Ambiente. Apprendi: ”valutare rischi ampliamento impianto compostaggio a Ciminna”, presentata interrogazione all’Ars

“Il governo regionale verifichi l’impatto sulla salute degli abitanti di Ciminna dell’impianto di compostaggio realizzato nella contrada Ballaronza, alla luce della richiesta di ampliamento dello stesso avanzata dalla ditta che lo gestisce”. Lo dice Pino Apprendi, parlamentare regionale del PD che sulla vicenda che riguarda il comune in provincia di Palermo ha presentato una interrogazione al presidente della Regione ed agli assessori alla Salute, Agricoltura, Ambiente ed Energia.

 

Secondo Apprendi l’ampliamento dell’impianto di compostaggio di sottoprodotti organici con recupero energetico del biogas, gestito dalla “Green Planet”, potrebbe avere effetti sull’ambiente e sulla salute dei cittadini, in particolare dei residenti del comprensorio limitrofo di “Pianotta di Vicari”.

## Materiale di partenza:

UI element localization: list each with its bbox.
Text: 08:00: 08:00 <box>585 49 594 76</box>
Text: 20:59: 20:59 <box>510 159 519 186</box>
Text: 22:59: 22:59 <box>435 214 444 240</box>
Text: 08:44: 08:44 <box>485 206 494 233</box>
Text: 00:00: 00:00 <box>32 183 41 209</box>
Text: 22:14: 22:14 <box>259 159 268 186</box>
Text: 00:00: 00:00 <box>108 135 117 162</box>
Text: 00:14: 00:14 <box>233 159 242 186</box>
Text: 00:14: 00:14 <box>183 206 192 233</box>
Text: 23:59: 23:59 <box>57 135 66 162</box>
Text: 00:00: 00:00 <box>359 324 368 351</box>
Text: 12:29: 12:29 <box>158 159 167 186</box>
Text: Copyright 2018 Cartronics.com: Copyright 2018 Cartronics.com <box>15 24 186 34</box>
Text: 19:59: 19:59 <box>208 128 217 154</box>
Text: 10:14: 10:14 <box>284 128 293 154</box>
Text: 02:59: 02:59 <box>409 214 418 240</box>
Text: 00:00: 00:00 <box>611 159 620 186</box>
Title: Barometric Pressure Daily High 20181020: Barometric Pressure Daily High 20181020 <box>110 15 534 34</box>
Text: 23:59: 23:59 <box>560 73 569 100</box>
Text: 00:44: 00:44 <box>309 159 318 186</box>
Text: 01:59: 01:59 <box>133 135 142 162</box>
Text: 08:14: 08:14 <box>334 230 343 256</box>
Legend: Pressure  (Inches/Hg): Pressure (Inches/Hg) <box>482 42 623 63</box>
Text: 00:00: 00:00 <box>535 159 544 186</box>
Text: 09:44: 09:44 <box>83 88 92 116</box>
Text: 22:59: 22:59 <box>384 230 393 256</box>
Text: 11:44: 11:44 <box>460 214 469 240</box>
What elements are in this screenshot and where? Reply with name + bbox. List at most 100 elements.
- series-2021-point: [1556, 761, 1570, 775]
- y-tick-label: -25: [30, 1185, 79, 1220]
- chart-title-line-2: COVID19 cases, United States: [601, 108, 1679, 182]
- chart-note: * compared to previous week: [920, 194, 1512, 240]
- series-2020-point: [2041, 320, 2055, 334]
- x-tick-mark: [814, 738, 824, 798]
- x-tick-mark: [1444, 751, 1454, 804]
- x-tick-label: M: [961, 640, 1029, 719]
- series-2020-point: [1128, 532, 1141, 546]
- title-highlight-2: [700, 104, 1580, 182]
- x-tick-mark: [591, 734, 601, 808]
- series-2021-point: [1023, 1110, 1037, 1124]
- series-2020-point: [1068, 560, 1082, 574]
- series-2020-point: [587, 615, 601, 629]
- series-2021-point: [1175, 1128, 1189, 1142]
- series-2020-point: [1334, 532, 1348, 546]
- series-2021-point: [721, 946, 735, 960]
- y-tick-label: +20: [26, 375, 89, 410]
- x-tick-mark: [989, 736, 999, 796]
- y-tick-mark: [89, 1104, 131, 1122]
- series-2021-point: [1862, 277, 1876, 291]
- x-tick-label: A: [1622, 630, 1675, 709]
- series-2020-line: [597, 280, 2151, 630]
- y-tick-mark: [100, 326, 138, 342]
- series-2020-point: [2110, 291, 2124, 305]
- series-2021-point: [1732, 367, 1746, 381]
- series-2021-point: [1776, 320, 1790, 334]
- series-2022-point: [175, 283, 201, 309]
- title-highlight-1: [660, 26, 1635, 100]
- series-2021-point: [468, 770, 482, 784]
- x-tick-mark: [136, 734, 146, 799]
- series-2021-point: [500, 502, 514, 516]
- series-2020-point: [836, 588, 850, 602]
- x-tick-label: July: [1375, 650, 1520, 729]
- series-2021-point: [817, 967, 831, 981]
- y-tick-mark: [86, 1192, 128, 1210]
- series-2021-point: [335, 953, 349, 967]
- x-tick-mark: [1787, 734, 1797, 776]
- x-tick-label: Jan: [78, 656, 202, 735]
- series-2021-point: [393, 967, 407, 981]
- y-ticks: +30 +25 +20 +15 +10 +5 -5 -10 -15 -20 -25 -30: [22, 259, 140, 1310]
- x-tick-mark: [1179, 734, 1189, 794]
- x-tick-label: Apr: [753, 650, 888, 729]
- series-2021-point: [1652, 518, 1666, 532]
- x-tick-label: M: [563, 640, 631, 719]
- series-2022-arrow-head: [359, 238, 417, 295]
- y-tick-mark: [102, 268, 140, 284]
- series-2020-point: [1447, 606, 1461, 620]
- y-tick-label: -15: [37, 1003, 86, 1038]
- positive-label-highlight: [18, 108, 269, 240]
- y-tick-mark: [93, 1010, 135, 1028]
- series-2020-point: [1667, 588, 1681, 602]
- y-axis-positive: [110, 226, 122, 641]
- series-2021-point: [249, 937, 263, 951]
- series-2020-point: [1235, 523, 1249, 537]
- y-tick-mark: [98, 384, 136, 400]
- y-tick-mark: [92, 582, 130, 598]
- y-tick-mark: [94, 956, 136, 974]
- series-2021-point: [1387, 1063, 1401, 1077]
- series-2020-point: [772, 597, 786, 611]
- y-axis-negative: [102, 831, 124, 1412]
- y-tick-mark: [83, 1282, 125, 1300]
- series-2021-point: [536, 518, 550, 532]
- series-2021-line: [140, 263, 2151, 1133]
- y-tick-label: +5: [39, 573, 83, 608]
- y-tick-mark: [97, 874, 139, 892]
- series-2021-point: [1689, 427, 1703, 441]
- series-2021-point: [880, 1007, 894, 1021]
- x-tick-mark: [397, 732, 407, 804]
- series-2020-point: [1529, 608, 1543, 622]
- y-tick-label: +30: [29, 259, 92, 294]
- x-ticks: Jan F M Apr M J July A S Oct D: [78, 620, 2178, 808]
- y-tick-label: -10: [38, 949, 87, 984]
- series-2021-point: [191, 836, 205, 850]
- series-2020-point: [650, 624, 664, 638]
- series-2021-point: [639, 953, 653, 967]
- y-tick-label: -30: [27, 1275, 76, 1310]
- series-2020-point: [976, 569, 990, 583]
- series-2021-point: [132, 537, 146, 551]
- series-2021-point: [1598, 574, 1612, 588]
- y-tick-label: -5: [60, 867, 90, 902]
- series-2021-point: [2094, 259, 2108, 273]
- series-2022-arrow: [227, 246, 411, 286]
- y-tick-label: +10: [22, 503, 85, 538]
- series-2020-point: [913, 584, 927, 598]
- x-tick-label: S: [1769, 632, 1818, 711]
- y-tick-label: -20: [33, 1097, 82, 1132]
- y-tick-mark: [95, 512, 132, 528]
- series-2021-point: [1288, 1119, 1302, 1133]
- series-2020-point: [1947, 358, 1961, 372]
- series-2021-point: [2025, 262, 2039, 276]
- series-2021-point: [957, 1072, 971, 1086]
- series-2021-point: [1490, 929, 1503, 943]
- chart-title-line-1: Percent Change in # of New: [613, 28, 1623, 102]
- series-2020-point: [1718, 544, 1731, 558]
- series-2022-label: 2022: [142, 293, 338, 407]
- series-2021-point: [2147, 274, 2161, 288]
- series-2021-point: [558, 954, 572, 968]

## Dettagli dell'esercizio:
Prosegui l'articolo sull'impianto di compostaggio di Ciminna a partire dall'ultima frase del brano proposto. L'elenco riportato sopra non serve per svolgere l'esercizio.

## Soluzione del problema:
Nell’interrogazione Apprendi ricorda che il Comitato Civico di Salute Pubblica ha espresso parere contrario all’ampliamento dell’impianto “autorizzato anche attraverso una modifica del Piano Regolatore senza che sia stata – si legge nell’interrogazione – apparentemente tenuta in giusta considerazione l’esistenza nelle immediate vicinanze del torrente ‘Azzioriolo’ che, riversando le proprie acque nel fiume ‘San Leonardo’, contribuisce a rifornire di acqua la diga Rosamarina con cui viene garantito l’approvvigionamento idrico per la città di Palermo”.

 

Apprendi chiede dunque al governo di valutare l’impatto dell’impianto sull’area circostante e le eventuali conseguenze in relazione a possibili contaminazioni dei terreni e sugli allevamenti della zona, e chiede di accertare se ed in che misura vi sia o possa essere rischio di contaminazione delle falde acquifere e dei corsi d’acqua che contribuiscono all’approvvigionamento idrico dei comuni della zona, oltre che della città di Palermo.